Directions for this task ▸
Filter the listing below, keeping only the lines with the word "wollen".

=-=-=

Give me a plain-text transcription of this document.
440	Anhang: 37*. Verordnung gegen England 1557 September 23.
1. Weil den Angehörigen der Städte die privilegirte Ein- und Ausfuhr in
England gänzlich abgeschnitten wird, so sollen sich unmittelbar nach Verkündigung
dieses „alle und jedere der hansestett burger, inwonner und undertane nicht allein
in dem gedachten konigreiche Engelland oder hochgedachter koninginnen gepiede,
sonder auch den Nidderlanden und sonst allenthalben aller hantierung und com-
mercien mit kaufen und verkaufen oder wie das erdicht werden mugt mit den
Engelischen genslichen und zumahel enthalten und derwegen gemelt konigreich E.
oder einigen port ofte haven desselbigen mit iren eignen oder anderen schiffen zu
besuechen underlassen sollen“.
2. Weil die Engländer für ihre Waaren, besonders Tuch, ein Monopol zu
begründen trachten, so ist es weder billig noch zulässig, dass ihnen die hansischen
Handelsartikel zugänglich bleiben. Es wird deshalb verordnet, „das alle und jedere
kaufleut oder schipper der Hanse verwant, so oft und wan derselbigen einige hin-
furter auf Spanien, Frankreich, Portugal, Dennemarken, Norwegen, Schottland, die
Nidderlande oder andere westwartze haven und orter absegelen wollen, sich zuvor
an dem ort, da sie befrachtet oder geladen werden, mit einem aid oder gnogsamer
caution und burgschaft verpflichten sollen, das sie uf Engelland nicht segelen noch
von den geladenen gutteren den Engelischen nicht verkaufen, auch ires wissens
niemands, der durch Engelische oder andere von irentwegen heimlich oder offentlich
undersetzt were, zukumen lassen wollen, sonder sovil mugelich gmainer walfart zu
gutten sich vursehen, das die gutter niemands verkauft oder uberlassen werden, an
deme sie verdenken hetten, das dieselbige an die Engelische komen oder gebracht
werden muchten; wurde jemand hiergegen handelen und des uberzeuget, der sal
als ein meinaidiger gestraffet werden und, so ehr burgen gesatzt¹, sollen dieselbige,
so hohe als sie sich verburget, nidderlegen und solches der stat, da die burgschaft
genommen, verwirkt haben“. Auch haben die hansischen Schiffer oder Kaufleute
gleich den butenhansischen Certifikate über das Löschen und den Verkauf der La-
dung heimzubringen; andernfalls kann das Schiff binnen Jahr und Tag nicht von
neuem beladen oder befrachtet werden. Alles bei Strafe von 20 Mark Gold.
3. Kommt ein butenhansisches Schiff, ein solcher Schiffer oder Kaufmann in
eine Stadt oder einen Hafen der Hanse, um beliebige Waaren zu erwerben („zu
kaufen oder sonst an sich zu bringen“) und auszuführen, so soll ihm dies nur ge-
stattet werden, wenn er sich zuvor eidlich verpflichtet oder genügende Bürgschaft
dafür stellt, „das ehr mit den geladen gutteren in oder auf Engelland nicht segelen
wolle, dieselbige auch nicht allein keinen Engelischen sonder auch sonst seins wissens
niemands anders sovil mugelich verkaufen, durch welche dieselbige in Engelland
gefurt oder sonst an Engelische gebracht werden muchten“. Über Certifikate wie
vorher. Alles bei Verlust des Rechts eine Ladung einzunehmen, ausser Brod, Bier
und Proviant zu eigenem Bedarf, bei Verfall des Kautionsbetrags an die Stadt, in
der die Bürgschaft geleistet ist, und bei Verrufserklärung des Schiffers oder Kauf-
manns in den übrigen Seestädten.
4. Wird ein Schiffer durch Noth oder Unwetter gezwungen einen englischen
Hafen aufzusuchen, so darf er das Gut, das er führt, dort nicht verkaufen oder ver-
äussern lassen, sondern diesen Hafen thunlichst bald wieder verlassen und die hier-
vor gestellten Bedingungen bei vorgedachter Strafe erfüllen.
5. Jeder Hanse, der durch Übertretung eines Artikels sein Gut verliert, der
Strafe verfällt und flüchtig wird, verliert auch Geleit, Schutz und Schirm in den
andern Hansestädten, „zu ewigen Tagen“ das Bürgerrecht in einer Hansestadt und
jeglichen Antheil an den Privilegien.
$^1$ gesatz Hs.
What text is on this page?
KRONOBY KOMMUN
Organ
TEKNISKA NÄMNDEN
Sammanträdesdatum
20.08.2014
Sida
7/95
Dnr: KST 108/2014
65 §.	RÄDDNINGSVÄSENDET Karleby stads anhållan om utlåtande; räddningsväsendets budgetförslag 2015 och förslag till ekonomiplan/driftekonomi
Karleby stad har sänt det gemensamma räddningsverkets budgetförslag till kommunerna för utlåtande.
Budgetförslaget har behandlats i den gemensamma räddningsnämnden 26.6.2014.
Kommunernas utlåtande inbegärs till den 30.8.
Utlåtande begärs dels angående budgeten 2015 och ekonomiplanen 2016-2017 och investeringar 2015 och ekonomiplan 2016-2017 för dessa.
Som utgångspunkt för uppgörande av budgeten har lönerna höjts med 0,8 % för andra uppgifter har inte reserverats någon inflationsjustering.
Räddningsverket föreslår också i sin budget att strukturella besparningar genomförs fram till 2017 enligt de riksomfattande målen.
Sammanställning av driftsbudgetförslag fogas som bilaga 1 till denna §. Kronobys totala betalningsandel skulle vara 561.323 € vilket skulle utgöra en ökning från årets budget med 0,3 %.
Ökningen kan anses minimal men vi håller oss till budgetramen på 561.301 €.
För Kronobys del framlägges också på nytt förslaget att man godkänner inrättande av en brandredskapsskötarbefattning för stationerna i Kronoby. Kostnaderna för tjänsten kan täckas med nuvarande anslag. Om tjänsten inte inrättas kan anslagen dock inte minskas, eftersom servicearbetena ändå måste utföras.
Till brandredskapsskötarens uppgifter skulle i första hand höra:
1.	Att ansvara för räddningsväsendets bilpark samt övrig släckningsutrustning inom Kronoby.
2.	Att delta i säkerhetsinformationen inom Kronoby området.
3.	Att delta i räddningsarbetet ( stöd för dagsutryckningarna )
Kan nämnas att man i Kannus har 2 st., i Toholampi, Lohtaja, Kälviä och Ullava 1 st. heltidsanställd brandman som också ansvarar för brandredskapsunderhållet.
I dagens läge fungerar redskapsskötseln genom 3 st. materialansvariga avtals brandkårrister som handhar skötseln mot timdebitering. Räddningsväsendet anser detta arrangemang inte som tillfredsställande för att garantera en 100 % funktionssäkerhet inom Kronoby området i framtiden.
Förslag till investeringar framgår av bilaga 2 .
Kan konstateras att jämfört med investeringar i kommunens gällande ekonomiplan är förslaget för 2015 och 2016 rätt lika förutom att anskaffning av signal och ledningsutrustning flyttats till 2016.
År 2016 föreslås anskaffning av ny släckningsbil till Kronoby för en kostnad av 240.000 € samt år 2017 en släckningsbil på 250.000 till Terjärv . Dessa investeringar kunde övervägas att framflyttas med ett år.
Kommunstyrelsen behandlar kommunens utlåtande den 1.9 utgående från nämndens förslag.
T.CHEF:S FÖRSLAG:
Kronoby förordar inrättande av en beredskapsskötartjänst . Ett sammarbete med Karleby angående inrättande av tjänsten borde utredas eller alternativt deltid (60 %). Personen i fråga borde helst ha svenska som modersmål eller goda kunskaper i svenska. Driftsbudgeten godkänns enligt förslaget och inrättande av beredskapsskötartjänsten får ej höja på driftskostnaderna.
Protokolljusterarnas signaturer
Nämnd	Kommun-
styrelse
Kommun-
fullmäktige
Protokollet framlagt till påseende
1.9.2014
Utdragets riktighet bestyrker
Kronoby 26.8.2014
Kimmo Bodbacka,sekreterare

=-=-=

Solved exercise ▸
Nidderlande oder andere westwartze haven und orter absegelen wollen, sich zuvor
undersetzt were, zukumen lassen wollen, sonder sovil mugelich gmainer walfart zu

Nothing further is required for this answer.